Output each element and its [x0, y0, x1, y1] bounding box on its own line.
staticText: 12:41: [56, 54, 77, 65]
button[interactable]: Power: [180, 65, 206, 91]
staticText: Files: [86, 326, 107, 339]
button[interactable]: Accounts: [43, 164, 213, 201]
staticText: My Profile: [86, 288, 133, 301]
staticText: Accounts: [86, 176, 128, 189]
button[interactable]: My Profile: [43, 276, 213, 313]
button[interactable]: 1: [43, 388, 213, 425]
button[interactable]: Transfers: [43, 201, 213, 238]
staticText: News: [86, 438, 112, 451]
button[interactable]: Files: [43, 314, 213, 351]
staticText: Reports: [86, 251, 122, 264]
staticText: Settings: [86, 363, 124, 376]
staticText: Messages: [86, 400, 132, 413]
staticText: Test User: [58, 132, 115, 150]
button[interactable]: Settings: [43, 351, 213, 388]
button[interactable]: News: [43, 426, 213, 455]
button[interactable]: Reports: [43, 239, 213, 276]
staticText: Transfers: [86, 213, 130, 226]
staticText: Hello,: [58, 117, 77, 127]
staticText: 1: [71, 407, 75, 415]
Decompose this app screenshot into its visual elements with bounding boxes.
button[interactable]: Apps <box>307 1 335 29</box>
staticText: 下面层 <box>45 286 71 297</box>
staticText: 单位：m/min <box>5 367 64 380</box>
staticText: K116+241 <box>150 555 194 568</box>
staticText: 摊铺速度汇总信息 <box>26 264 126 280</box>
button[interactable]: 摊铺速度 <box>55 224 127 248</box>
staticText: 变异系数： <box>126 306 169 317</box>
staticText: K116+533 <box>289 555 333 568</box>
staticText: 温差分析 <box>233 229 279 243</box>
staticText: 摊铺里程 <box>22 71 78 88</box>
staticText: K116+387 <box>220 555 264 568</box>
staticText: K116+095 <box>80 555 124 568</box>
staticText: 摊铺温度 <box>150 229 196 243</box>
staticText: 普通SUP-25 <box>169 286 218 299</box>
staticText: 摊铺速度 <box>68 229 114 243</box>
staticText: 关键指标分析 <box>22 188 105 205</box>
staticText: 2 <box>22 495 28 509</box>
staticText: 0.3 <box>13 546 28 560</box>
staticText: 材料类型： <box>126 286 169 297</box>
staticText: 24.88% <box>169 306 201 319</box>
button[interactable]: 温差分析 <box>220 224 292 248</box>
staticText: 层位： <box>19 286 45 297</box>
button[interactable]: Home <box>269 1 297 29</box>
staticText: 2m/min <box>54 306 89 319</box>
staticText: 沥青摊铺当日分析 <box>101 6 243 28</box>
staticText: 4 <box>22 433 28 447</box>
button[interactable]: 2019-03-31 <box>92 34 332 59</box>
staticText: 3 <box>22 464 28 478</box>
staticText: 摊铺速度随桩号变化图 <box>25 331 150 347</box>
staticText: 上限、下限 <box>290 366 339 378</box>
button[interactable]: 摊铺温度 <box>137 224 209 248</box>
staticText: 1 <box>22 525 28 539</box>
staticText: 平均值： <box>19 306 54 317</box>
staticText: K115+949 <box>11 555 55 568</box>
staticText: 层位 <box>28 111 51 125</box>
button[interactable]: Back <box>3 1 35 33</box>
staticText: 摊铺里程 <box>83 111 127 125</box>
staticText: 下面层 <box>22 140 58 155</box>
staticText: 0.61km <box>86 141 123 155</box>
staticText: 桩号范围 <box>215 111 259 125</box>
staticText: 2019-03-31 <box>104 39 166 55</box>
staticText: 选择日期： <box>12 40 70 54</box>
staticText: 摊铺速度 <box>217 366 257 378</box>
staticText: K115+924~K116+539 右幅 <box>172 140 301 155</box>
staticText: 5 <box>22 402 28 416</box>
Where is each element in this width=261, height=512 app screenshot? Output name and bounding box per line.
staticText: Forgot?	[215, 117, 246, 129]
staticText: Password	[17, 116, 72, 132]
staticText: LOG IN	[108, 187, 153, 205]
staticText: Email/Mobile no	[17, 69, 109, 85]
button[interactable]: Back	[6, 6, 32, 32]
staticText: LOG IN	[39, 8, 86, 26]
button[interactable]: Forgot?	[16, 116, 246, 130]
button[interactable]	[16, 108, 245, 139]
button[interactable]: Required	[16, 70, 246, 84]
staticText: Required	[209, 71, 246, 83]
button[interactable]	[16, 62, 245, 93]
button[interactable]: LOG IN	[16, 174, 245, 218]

··········

* **SHORT EXERCISE**: Please transcribe every line of the records above word for word, keeping each character and number unchanged.

* **EXERCISE OUTPUT**:
Output each element and its [x0, y0, x1, y1] bounding box on its own line.
staticText: 12:41: [56, 54, 77, 65]
button[interactable]: Power: [180, 65, 206, 91]
staticText: Files: [86, 326, 107, 339]
button[interactable]: Accounts: [43, 164, 213, 201]
staticText: My Profile: [86, 288, 133, 301]
staticText: Accounts: [86, 176, 128, 189]
button[interactable]: My Profile: [43, 276, 213, 313]
button[interactable]: 1: [43, 388, 213, 425]
button[interactable]: Transfers: [43, 201, 213, 238]
staticText: News: [86, 438, 112, 451]
button[interactable]: Files: [43, 314, 213, 351]
staticText: Reports: [86, 251, 122, 264]
staticText: Settings: [86, 363, 124, 376]
staticText: Messages: [86, 400, 132, 413]
staticText: Test User: [58, 132, 115, 150]
button[interactable]: Settings: [43, 351, 213, 388]
button[interactable]: News: [43, 426, 213, 455]
button[interactable]: Reports: [43, 239, 213, 276]
staticText: Transfers: [86, 213, 130, 226]
staticText: Hello,: [58, 117, 77, 127]
staticText: 1: [71, 407, 75, 415]
Decompose this app screenshot into its visual elements with bounding boxes.
button[interactable]: Apps <box>307 1 335 29</box>
staticText: 下面层 <box>45 286 71 297</box>
staticText: 单位：m/min <box>5 367 64 380</box>
staticText: K116+241 <box>150 555 194 568</box>
staticText: 摊铺速度汇总信息 <box>26 264 126 280</box>
button[interactable]: 摊铺速度 <box>55 224 127 248</box>
staticText: 变异系数： <box>126 306 169 317</box>
staticText: K116+533 <box>289 555 333 568</box>
staticText: 温差分析 <box>233 229 279 243</box>
staticText: 摊铺里程 <box>22 71 78 88</box>
staticText: K116+387 <box>220 555 264 568</box>
staticText: K116+095 <box>80 555 124 568</box>
staticText: 摊铺温度 <box>150 229 196 243</box>
staticText: 普通SUP-25 <box>169 286 218 299</box>
staticText: 摊铺速度 <box>68 229 114 243</box>
staticText: 关键指标分析 <box>22 188 105 205</box>
staticText: 2 <box>22 495 28 509</box>
staticText: 0.3 <box>13 546 28 560</box>
staticText: 材料类型： <box>126 286 169 297</box>
staticText: 24.88% <box>169 306 201 319</box>
button[interactable]: 温差分析 <box>220 224 292 248</box>
staticText: 层位： <box>19 286 45 297</box>
button[interactable]: Home <box>269 1 297 29</box>
staticText: 2m/min <box>54 306 89 319</box>
staticText: 沥青摊铺当日分析 <box>101 6 243 28</box>
staticText: 4 <box>22 433 28 447</box>
button[interactable]: 2019-03-31 <box>92 34 332 59</box>
staticText: 3 <box>22 464 28 478</box>
staticText: 摊铺速度随桩号变化图 <box>25 331 150 347</box>
staticText: 上限、下限 <box>290 366 339 378</box>
button[interactable]: 摊铺温度 <box>137 224 209 248</box>
staticText: 1 <box>22 525 28 539</box>
staticText: 平均值： <box>19 306 54 317</box>
staticText: K115+949 <box>11 555 55 568</box>
staticText: 层位 <box>28 111 51 125</box>
button[interactable]: Back <box>3 1 35 33</box>
staticText: 摊铺里程 <box>83 111 127 125</box>
staticText: 下面层 <box>22 140 58 155</box>
staticText: 0.61km <box>86 141 123 155</box>
staticText: 桩号范围 <box>215 111 259 125</box>
staticText: 2019-03-31 <box>104 39 166 55</box>
staticText: 选择日期： <box>12 40 70 54</box>
staticText: 摊铺速度 <box>217 366 257 378</box>
staticText: K115+924~K116+539 右幅 <box>172 140 301 155</box>
staticText: 5 <box>22 402 28 416</box>
Where is each element in this width=261, height=512 app screenshot? Output name and bounding box per line.
staticText: Forgot?	[215, 117, 246, 129]
staticText: Password	[17, 116, 72, 132]
staticText: LOG IN	[108, 187, 153, 205]
staticText: Email/Mobile no	[17, 69, 109, 85]
button[interactable]: Back	[6, 6, 32, 32]
staticText: LOG IN	[39, 8, 86, 26]
button[interactable]: Forgot?	[16, 116, 246, 130]
button[interactable]	[16, 108, 245, 139]
button[interactable]: Required	[16, 70, 246, 84]
staticText: Required	[209, 71, 246, 83]
button[interactable]	[16, 62, 245, 93]
button[interactable]: LOG IN	[16, 174, 245, 218]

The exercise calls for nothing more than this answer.